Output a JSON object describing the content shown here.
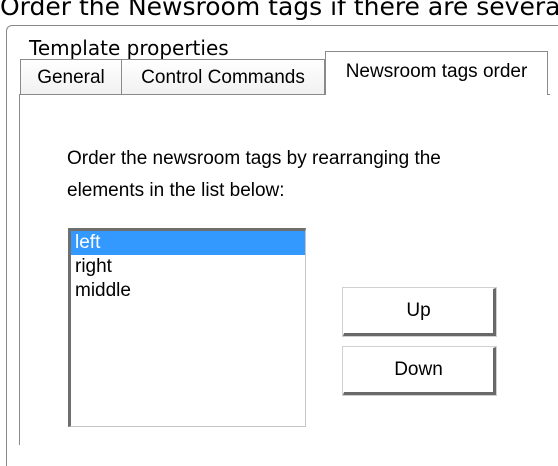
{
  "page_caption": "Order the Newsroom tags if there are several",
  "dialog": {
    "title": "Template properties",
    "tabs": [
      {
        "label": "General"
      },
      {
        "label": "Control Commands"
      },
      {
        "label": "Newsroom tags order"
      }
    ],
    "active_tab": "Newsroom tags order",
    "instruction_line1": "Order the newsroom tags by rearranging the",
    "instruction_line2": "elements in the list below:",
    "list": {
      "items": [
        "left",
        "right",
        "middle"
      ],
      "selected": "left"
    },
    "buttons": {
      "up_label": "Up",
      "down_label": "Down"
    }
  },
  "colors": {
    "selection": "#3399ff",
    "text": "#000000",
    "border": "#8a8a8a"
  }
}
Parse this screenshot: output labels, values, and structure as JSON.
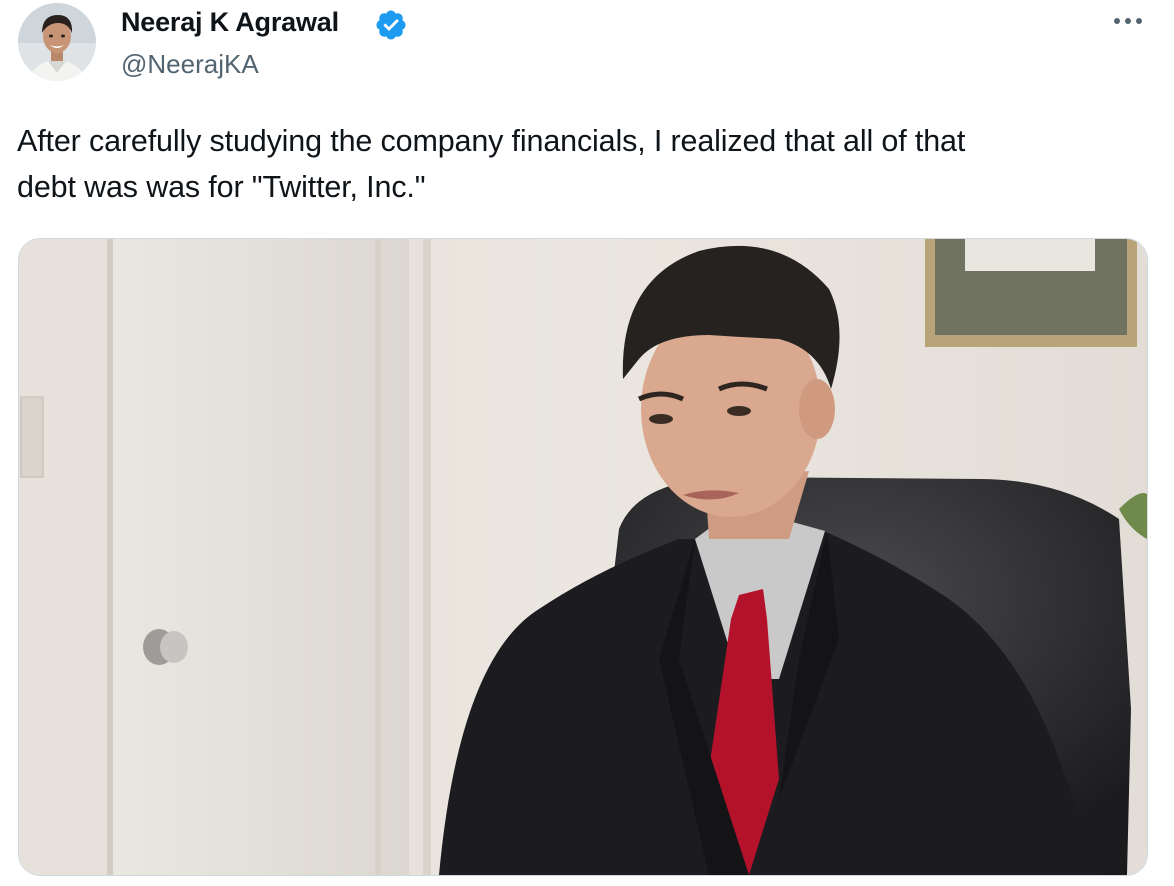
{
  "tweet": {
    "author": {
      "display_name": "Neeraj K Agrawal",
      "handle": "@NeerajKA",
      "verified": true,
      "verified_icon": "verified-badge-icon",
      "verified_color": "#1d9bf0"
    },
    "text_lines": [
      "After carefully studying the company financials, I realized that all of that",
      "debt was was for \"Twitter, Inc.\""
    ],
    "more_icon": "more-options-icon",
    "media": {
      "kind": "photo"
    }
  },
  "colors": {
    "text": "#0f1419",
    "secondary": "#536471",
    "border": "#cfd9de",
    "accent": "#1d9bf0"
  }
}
=======
YOUR INSTRUCTIONS -
Count how many lines of the listing above include "JSON" and report that number alone.

TASK OUTPUT -
2